:: Source records ::
★ ★ ★ ★ ★ ★ ★

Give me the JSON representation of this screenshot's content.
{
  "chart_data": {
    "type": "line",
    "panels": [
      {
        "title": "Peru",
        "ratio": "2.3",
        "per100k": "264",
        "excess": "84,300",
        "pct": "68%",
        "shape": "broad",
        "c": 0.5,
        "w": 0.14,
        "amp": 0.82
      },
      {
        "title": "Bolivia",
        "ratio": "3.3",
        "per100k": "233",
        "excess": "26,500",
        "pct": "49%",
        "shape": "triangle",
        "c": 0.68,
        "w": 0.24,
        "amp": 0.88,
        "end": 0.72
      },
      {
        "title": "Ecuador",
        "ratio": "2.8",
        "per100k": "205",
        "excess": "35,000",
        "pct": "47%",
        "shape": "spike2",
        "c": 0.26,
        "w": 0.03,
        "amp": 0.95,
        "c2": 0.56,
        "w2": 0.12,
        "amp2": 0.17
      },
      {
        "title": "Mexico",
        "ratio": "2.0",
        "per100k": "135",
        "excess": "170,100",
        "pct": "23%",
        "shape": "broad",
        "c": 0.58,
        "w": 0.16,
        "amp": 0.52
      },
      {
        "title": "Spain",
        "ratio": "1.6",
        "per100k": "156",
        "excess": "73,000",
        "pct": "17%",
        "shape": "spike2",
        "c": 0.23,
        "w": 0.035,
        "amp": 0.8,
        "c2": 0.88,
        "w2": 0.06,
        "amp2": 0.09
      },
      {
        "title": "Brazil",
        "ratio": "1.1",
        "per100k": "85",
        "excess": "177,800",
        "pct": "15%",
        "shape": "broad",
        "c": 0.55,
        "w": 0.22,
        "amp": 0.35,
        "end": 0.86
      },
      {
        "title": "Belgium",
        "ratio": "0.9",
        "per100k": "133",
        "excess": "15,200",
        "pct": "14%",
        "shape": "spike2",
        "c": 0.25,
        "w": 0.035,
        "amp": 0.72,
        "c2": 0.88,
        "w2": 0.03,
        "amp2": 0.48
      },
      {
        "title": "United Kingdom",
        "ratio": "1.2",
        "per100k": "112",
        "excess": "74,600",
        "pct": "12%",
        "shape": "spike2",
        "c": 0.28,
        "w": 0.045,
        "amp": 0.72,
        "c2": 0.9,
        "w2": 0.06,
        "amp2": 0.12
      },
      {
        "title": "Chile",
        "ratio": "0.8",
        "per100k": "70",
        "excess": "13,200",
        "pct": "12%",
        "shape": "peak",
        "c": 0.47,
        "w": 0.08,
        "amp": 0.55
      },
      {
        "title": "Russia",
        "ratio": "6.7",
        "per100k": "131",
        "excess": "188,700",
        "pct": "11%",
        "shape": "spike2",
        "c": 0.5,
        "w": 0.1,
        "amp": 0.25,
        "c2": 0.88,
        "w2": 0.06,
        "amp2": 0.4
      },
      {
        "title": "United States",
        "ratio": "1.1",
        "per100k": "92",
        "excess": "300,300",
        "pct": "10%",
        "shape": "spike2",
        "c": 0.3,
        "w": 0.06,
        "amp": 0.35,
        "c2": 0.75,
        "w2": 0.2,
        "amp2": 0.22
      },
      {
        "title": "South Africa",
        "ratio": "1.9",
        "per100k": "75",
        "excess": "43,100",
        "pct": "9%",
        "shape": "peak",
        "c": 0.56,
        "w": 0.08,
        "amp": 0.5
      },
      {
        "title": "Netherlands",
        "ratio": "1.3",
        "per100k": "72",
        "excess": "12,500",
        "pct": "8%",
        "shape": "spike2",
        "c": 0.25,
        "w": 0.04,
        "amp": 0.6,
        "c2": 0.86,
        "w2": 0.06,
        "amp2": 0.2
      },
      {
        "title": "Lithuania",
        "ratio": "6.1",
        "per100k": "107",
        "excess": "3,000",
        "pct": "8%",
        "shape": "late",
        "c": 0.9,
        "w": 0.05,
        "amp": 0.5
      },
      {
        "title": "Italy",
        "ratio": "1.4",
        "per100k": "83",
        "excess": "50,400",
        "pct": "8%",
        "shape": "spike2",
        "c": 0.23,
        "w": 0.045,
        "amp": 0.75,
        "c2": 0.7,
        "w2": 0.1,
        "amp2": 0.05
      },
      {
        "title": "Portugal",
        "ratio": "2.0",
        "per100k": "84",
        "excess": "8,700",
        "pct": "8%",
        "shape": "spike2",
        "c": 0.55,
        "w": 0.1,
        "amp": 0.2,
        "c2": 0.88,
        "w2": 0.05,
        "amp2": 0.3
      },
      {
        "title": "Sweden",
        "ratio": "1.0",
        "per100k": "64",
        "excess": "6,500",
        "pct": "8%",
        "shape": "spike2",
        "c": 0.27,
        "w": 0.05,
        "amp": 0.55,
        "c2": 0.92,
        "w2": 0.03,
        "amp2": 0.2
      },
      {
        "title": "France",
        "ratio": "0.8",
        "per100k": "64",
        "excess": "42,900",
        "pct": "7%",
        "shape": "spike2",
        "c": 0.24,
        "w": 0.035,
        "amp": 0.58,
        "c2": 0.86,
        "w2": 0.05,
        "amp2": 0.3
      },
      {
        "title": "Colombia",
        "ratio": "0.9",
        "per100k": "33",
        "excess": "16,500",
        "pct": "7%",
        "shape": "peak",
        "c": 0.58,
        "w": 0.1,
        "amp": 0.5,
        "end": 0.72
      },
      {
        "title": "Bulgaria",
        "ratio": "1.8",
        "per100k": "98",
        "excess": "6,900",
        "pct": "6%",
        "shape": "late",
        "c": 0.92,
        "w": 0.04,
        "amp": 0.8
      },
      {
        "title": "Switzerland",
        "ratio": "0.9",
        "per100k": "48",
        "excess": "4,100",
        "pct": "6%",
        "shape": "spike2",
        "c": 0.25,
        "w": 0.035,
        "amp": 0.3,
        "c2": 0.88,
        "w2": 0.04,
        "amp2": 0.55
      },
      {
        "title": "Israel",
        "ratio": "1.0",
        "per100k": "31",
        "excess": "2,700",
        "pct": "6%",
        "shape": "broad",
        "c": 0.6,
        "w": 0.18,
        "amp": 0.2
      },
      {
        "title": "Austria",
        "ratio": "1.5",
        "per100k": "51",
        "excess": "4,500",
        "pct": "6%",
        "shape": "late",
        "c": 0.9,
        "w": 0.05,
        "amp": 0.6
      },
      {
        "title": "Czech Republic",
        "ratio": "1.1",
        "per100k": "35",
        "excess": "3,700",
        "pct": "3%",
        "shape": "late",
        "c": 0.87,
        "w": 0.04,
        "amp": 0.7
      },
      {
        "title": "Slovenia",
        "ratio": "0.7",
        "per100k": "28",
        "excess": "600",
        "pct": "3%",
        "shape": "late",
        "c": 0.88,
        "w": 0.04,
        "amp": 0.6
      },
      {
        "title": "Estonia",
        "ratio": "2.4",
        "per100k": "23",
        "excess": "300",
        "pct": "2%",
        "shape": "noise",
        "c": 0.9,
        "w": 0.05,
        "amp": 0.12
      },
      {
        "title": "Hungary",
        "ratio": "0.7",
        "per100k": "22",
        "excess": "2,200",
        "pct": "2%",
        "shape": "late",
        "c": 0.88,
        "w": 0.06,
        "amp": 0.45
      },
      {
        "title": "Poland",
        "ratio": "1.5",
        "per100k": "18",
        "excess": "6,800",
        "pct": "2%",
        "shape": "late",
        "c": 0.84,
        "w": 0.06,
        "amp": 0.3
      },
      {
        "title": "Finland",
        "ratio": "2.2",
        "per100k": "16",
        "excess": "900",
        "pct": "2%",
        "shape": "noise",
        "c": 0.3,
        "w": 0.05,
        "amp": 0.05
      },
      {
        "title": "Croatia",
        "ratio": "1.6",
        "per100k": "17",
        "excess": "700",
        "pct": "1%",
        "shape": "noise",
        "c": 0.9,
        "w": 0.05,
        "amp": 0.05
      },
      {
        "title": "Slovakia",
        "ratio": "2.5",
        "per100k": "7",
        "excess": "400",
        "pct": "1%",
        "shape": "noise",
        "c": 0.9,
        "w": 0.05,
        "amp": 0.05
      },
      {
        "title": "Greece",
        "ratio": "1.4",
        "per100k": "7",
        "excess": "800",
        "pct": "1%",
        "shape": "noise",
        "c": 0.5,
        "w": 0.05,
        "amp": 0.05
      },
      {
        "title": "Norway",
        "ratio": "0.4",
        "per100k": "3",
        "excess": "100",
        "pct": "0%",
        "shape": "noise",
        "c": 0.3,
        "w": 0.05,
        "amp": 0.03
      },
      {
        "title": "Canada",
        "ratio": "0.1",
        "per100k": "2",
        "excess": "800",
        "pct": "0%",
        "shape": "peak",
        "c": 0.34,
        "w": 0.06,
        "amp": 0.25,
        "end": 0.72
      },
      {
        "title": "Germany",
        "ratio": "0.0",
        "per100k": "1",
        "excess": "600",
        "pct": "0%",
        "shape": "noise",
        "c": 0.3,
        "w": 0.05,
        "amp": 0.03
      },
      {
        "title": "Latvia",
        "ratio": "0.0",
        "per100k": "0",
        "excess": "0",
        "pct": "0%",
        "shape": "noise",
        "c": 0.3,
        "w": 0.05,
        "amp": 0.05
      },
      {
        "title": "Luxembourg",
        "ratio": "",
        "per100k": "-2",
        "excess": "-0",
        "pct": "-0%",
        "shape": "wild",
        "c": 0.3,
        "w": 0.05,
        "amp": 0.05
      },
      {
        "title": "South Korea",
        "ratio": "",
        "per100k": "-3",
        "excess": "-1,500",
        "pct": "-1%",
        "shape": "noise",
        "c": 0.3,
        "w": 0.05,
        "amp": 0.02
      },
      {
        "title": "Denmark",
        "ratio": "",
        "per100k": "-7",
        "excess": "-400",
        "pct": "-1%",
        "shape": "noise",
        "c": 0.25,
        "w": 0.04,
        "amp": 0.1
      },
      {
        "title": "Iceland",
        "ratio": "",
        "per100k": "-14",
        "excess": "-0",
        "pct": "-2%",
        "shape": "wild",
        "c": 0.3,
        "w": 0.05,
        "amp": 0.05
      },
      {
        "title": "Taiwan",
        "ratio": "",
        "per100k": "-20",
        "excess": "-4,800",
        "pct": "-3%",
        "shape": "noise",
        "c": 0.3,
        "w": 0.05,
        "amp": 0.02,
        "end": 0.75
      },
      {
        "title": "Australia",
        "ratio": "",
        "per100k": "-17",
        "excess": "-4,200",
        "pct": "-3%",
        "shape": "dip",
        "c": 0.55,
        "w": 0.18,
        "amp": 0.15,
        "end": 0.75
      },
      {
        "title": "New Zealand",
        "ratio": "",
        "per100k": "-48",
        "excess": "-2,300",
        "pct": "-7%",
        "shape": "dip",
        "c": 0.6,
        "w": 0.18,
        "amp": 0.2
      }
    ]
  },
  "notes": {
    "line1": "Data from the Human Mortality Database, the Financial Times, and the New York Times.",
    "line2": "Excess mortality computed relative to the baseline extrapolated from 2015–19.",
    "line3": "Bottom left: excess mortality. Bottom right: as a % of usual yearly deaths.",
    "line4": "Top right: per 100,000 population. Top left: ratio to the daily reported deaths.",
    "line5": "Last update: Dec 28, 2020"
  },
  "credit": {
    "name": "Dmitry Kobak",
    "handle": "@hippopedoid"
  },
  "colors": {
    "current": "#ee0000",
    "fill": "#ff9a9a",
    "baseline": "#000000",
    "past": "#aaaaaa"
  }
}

★ ★ ★ ★ ★ ★ ★

:: REQUIREMENTS ::
Above are the records; copy every line in them that holds the word "baseline".

:: SOLUTION TO THE PROBLEM ::
    "line2": "Excess mortality computed relative to the baseline extrapolated from 2015–19.",
    "baseline": "#000000",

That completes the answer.